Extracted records
=-=-=-=-=

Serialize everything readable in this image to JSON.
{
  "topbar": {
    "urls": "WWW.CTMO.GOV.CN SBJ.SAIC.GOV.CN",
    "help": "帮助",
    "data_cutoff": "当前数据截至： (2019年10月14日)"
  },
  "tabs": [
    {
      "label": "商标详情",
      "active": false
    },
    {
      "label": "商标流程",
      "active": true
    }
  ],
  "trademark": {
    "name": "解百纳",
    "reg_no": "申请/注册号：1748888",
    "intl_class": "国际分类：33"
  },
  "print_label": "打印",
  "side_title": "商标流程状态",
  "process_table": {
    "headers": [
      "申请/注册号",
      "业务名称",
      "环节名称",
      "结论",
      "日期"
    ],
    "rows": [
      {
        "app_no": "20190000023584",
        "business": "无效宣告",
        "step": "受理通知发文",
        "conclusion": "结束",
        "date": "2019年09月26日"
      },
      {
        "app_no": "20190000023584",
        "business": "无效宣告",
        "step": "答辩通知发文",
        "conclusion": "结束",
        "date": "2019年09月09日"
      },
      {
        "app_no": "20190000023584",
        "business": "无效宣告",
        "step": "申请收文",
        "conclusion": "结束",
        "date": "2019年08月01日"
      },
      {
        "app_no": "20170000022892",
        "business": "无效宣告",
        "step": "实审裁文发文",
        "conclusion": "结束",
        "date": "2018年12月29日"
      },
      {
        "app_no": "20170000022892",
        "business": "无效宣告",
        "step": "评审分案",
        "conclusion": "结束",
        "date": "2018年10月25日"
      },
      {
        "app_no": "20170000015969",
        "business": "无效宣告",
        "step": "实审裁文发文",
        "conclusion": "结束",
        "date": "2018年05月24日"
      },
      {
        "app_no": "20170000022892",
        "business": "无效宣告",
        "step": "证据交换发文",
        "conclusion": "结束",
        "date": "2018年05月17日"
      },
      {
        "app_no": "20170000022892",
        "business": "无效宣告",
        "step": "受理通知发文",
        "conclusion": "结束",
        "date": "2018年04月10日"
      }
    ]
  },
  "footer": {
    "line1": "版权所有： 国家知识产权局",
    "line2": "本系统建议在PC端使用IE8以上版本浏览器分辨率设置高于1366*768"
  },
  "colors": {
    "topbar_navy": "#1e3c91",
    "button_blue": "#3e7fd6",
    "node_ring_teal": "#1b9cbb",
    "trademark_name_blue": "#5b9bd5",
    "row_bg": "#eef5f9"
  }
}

=-=-=-=-=

**What you should do**
Go through the entries and repeat each one exactly.

**Complete response**
Serialize everything readable in this image to JSON.
{
  "topbar": {
    "urls": "WWW.CTMO.GOV.CN SBJ.SAIC.GOV.CN",
    "help": "帮助",
    "data_cutoff": "当前数据截至： (2019年10月14日)"
  },
  "tabs": [
    {
      "label": "商标详情",
      "active": false
    },
    {
      "label": "商标流程",
      "active": true
    }
  ],
  "trademark": {
    "name": "解百纳",
    "reg_no": "申请/注册号：1748888",
    "intl_class": "国际分类：33"
  },
  "print_label": "打印",
  "side_title": "商标流程状态",
  "process_table": {
    "headers": [
      "申请/注册号",
      "业务名称",
      "环节名称",
      "结论",
      "日期"
    ],
    "rows": [
      {
        "app_no": "20190000023584",
        "business": "无效宣告",
        "step": "受理通知发文",
        "conclusion": "结束",
        "date": "2019年09月26日"
      },
      {
        "app_no": "20190000023584",
        "business": "无效宣告",
        "step": "答辩通知发文",
        "conclusion": "结束",
        "date": "2019年09月09日"
      },
      {
        "app_no": "20190000023584",
        "business": "无效宣告",
        "step": "申请收文",
        "conclusion": "结束",
        "date": "2019年08月01日"
      },
      {
        "app_no": "20170000022892",
        "business": "无效宣告",
        "step": "实审裁文发文",
        "conclusion": "结束",
        "date": "2018年12月29日"
      },
      {
        "app_no": "20170000022892",
        "business": "无效宣告",
        "step": "评审分案",
        "conclusion": "结束",
        "date": "2018年10月25日"
      },
      {
        "app_no": "20170000015969",
        "business": "无效宣告",
        "step": "实审裁文发文",
        "conclusion": "结束",
        "date": "2018年05月24日"
      },
      {
        "app_no": "20170000022892",
        "business": "无效宣告",
        "step": "证据交换发文",
        "conclusion": "结束",
        "date": "2018年05月17日"
      },
      {
        "app_no": "20170000022892",
        "business": "无效宣告",
        "step": "受理通知发文",
        "conclusion": "结束",
        "date": "2018年04月10日"
      }
    ]
  },
  "footer": {
    "line1": "版权所有： 国家知识产权局",
    "line2": "本系统建议在PC端使用IE8以上版本浏览器分辨率设置高于1366*768"
  },
  "colors": {
    "topbar_navy": "#1e3c91",
    "button_blue": "#3e7fd6",
    "node_ring_teal": "#1b9cbb",
    "trademark_name_blue": "#5b9bd5",
    "row_bg": "#eef5f9"
  }
}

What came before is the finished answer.